**WHAT THE EXERCISE ASKS**
Any pictures in the records below should be skipped; write out everything else exactly.

# # # #

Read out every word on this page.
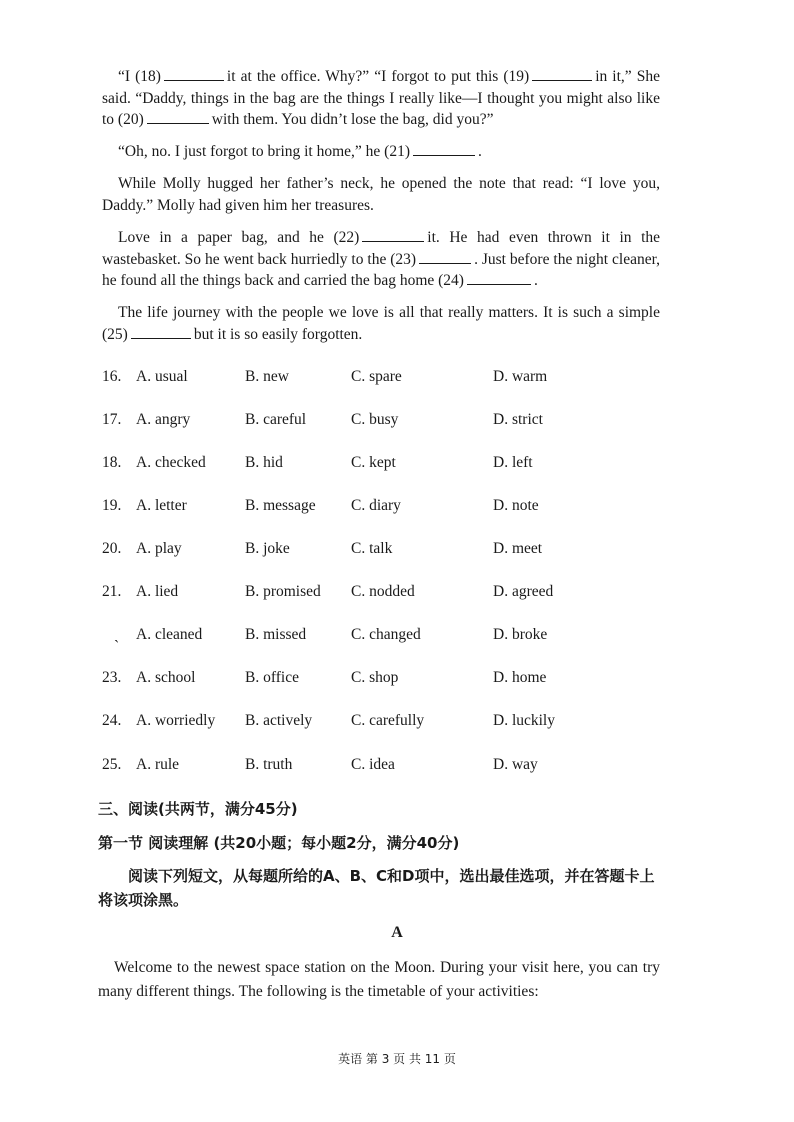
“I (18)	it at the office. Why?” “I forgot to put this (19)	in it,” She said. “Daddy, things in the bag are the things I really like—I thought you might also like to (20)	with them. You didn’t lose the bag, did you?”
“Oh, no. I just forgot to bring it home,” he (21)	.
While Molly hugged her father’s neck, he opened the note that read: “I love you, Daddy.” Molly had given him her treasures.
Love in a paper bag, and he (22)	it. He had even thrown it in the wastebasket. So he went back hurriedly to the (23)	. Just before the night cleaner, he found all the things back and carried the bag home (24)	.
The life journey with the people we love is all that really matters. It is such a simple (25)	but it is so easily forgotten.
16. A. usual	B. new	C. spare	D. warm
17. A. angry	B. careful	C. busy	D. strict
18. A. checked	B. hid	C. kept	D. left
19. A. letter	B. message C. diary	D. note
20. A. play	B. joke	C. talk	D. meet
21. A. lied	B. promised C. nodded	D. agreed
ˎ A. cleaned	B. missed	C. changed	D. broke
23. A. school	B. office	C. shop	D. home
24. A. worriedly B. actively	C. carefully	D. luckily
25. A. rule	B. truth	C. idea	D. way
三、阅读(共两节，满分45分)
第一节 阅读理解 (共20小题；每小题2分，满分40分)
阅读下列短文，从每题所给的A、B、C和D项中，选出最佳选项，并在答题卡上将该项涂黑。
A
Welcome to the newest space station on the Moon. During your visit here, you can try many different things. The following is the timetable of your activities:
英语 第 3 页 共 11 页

# # # #

**SOLVED EXERCISE**
Read out every word on this page.
“I (18)	it at the office. Why?” “I forgot to put this (19)	in it,” She said. “Daddy, things in the bag are the things I really like—I thought you might also like to (20)	with them. You didn’t lose the bag, did you?”
“Oh, no. I just forgot to bring it home,” he (21)	.
While Molly hugged her father’s neck, he opened the note that read: “I love you, Daddy.” Molly had given him her treasures.
Love in a paper bag, and he (22)	it. He had even thrown it in the wastebasket. So he went back hurriedly to the (23)	. Just before the night cleaner, he found all the things back and carried the bag home (24)	.
The life journey with the people we love is all that really matters. It is such a simple (25)	but it is so easily forgotten.
16. A. usual	B. new	C. spare	D. warm
17. A. angry	B. careful	C. busy	D. strict
18. A. checked	B. hid	C. kept	D. left
19. A. letter	B. message C. diary	D. note
20. A. play	B. joke	C. talk	D. meet
21. A. lied	B. promised C. nodded	D. agreed
ˎ A. cleaned	B. missed	C. changed	D. broke
23. A. school	B. office	C. shop	D. home
24. A. worriedly B. actively	C. carefully	D. luckily
25. A. rule	B. truth	C. idea	D. way
三、阅读(共两节，满分45分)
第一节 阅读理解 (共20小题；每小题2分，满分40分)
阅读下列短文，从每题所给的A、B、C和D项中，选出最佳选项，并在答题卡上将该项涂黑。
A
Welcome to the newest space station on the Moon. During your visit here, you can try many different things. The following is the timetable of your activities:
英语 第 3 页 共 11 页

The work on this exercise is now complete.